Prompt
Each line containing the word "JSON" must be reported.

====== Material to process

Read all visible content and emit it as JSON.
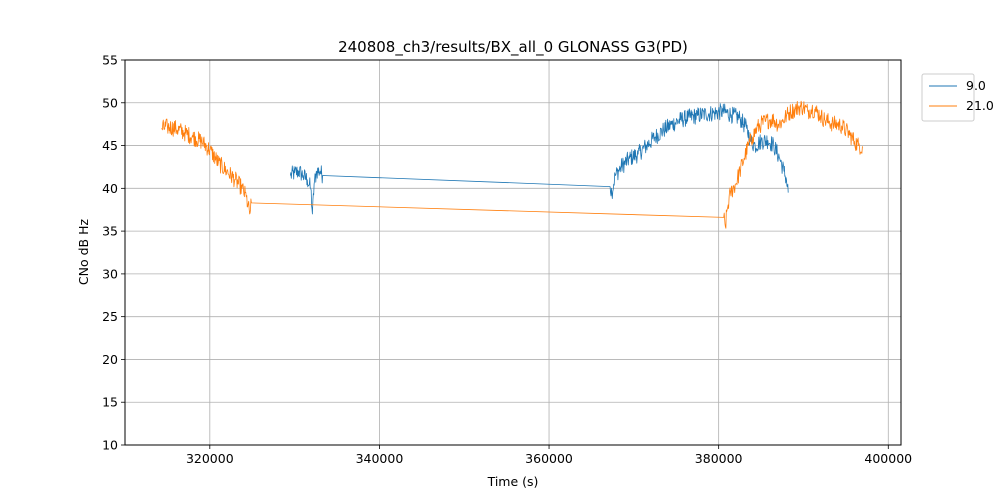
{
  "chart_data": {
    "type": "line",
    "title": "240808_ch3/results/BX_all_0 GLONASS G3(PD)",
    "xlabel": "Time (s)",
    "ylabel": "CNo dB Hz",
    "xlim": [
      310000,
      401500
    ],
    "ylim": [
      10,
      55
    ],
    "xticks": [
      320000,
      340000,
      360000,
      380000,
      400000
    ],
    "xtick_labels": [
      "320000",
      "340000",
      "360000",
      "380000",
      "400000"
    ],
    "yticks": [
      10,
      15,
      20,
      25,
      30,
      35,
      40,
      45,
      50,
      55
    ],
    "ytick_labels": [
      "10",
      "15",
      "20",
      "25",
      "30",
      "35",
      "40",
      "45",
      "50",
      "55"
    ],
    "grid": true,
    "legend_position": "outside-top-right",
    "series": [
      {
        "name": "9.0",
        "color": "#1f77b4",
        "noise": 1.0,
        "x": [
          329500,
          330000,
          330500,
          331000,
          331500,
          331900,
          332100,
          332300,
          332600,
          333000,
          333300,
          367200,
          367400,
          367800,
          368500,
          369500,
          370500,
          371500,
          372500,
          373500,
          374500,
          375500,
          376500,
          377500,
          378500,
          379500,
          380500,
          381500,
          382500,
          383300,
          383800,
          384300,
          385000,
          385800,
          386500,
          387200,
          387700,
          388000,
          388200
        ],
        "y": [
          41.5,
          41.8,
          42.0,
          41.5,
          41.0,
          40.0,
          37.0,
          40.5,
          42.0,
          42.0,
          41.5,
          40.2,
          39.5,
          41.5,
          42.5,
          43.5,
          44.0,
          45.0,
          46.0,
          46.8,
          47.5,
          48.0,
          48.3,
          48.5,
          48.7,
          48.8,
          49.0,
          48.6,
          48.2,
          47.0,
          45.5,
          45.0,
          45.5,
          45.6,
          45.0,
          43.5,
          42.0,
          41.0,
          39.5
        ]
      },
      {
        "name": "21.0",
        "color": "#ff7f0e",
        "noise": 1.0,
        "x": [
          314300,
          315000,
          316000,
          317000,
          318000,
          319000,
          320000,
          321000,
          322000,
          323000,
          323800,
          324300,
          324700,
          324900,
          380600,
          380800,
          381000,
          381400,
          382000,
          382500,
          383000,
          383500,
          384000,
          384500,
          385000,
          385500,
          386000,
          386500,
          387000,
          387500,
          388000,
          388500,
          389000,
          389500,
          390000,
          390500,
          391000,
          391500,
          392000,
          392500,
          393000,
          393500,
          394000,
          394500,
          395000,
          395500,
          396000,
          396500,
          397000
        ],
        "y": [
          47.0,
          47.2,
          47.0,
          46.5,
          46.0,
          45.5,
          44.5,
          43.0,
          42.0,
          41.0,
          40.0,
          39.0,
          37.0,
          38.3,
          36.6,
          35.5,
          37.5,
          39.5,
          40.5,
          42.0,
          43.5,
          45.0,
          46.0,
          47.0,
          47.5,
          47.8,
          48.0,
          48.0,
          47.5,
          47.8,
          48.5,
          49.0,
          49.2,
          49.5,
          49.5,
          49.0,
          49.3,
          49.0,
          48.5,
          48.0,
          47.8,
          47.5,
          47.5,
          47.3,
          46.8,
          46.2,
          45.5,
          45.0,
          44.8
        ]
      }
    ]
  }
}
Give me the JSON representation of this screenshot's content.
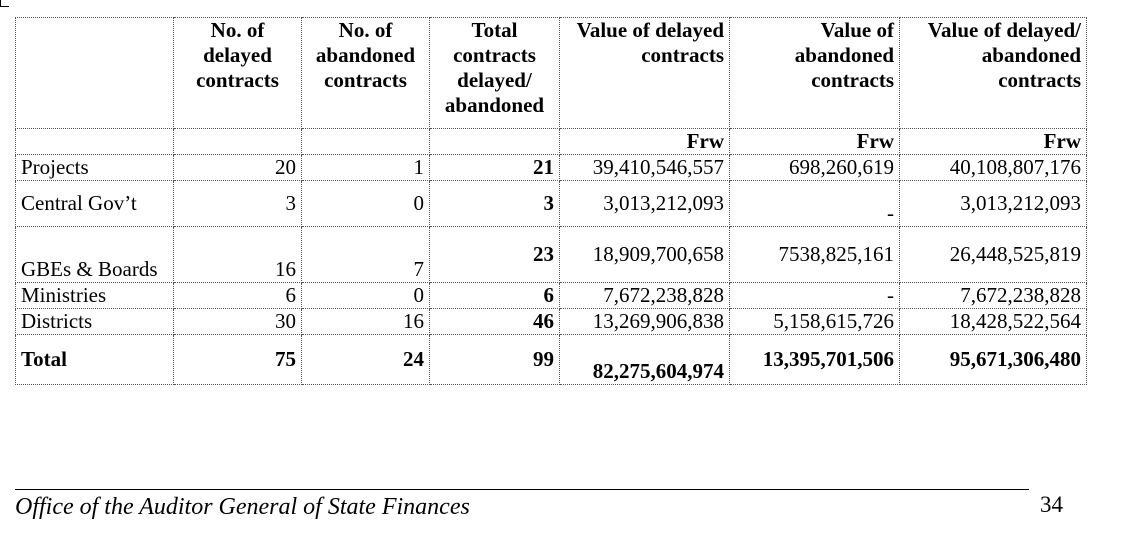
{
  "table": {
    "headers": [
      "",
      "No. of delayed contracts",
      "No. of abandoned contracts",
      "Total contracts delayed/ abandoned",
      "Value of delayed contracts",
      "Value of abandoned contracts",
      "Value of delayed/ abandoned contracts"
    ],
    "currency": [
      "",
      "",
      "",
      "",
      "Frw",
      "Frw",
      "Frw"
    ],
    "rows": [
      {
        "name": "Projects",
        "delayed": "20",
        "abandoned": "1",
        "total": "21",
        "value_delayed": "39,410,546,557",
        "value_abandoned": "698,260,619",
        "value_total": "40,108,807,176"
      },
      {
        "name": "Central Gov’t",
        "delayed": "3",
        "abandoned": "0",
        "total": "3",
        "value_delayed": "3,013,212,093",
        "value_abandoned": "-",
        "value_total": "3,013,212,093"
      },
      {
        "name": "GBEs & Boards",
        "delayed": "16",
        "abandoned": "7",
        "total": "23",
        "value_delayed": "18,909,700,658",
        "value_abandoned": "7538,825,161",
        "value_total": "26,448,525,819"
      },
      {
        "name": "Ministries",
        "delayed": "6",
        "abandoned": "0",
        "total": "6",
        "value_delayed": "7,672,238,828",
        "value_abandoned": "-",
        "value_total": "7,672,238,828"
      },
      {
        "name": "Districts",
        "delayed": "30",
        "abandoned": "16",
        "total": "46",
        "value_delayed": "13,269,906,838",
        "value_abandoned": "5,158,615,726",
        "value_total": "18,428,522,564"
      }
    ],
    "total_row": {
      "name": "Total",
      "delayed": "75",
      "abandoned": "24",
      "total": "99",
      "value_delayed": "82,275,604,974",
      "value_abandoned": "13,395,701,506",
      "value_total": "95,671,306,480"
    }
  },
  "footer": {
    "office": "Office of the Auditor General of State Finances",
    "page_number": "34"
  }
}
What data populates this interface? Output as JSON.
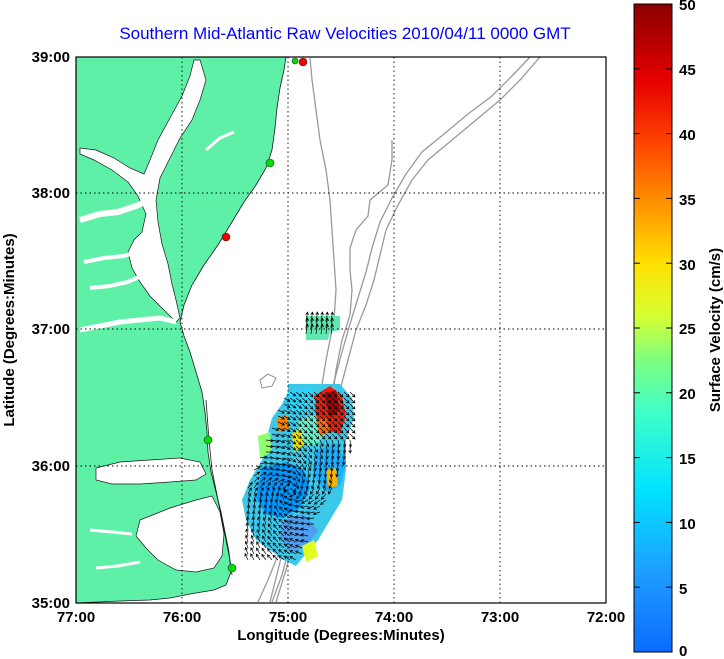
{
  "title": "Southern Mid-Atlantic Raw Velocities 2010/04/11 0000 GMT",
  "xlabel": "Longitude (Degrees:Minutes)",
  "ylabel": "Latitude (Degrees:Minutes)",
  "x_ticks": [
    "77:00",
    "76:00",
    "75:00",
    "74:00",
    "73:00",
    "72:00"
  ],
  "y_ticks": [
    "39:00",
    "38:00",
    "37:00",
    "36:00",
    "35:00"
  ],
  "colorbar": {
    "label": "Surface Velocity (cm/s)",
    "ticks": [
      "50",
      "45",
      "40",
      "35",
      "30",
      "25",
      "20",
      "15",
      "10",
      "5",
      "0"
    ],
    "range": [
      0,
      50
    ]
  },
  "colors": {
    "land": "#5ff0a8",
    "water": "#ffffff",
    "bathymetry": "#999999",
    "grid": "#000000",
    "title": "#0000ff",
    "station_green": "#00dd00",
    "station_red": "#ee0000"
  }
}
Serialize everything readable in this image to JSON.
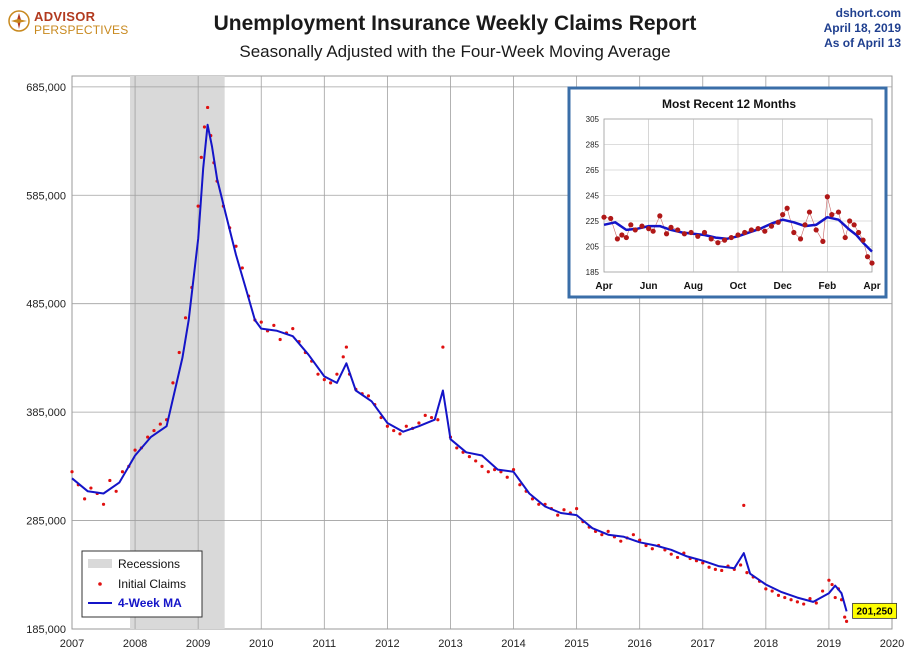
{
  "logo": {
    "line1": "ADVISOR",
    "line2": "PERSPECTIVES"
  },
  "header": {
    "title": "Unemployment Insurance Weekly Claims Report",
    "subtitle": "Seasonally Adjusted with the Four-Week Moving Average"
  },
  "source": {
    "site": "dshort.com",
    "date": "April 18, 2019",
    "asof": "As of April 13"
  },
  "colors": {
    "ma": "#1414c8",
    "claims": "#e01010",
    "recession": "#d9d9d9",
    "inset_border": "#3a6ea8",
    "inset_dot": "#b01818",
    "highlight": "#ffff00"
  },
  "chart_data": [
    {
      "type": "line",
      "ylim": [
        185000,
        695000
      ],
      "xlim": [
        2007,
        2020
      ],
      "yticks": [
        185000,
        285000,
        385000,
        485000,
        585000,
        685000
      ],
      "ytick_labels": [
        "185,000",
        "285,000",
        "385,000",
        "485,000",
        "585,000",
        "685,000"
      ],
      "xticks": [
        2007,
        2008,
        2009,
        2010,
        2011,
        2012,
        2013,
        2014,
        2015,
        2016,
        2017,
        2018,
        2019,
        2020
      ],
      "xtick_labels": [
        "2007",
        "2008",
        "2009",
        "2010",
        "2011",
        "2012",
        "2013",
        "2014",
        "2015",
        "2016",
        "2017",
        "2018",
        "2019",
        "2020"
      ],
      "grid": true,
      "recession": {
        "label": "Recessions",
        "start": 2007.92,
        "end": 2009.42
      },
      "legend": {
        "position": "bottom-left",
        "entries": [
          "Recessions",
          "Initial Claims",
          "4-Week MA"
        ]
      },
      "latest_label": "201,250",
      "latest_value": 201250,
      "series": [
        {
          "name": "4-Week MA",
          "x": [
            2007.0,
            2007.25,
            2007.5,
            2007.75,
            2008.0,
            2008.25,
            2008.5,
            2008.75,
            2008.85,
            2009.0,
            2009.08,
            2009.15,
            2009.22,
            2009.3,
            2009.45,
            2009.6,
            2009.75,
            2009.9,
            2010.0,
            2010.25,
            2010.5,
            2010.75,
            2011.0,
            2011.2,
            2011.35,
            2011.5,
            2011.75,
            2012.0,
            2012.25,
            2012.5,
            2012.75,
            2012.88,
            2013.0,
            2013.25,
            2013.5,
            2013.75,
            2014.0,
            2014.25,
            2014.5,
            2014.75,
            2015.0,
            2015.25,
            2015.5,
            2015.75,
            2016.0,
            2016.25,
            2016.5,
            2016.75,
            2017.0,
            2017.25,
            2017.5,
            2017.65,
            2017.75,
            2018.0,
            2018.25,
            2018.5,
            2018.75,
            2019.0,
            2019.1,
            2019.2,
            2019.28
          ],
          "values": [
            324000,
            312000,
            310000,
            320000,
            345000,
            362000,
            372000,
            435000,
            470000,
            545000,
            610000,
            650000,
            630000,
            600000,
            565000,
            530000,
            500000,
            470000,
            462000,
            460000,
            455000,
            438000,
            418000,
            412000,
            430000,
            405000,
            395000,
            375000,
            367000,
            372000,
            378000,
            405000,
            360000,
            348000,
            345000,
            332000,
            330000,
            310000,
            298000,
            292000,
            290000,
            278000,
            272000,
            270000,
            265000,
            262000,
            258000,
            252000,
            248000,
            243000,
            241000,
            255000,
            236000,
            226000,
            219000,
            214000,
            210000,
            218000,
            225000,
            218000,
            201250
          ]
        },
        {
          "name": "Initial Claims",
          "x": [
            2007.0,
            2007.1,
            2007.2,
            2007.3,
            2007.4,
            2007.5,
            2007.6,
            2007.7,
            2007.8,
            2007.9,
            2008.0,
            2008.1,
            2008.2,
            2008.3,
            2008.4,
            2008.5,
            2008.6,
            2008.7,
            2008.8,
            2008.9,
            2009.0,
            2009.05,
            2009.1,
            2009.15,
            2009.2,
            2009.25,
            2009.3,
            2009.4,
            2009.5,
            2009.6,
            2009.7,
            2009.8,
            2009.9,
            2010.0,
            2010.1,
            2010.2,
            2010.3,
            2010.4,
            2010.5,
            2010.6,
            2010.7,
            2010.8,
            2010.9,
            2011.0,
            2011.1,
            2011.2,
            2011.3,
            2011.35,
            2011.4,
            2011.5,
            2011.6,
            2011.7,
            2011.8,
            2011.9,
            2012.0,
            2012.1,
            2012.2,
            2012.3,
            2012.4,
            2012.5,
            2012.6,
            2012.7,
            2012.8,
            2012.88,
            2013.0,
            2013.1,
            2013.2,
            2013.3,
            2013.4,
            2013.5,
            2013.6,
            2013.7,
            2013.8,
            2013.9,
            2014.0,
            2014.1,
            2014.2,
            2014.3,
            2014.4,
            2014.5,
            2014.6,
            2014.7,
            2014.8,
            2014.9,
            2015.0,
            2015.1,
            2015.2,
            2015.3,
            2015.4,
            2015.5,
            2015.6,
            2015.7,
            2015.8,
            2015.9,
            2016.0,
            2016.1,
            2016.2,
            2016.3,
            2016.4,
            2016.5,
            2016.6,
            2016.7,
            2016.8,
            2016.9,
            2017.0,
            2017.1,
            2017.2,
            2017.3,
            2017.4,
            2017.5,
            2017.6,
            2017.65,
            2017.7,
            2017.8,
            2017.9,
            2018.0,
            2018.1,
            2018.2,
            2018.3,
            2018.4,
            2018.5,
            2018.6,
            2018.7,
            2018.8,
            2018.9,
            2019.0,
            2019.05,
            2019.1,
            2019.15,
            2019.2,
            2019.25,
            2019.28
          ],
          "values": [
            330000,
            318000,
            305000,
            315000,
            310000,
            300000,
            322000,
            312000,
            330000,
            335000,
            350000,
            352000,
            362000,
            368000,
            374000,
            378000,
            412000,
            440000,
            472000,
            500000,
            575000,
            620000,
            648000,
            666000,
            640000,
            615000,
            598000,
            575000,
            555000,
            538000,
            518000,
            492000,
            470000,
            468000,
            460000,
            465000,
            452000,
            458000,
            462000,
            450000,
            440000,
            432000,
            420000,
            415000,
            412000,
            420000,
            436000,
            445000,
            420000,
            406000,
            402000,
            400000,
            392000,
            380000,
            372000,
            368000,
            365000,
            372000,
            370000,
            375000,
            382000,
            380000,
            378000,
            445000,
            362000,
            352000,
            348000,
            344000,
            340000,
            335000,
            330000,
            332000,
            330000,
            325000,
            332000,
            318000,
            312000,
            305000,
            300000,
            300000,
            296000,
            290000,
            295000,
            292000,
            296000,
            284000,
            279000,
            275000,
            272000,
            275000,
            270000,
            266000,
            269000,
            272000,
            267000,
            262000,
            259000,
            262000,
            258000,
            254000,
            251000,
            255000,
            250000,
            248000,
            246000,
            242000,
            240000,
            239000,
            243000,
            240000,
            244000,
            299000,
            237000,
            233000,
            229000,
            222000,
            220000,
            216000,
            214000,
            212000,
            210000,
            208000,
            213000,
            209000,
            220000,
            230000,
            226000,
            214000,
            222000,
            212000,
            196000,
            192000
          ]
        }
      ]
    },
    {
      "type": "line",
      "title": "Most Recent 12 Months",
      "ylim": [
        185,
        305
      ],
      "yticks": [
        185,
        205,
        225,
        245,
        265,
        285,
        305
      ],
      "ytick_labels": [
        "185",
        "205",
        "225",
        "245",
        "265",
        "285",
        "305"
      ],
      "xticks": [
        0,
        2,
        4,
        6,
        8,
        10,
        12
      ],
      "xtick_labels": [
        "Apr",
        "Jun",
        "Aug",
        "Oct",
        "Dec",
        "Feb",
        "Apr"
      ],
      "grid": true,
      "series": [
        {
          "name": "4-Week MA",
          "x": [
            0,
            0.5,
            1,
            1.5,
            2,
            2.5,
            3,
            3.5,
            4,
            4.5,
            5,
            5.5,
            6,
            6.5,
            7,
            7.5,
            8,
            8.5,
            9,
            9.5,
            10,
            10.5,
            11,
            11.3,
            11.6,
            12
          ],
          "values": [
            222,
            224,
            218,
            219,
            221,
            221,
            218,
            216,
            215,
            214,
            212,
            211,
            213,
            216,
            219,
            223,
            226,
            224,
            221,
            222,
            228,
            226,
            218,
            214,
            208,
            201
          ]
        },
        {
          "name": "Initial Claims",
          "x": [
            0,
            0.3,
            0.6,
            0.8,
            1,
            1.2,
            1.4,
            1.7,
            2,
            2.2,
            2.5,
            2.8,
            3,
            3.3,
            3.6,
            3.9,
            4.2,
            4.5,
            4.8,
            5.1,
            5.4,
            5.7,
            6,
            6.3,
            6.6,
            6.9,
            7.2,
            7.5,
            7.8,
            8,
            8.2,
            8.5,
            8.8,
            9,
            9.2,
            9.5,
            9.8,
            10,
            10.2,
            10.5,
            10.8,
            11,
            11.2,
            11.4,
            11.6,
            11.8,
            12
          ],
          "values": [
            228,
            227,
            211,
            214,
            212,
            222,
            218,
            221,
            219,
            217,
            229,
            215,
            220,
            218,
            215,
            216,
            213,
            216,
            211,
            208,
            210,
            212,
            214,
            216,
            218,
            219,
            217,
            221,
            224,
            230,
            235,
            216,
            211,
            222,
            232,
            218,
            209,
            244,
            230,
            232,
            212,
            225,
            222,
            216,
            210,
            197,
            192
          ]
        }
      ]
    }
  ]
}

============

Answer for the task
Read all visible content and emit it as JSON.
Give me the JSON representation of this screenshot's content.
What data populates this interface? Output as JSON.
Serialize everything readable in this image to JSON.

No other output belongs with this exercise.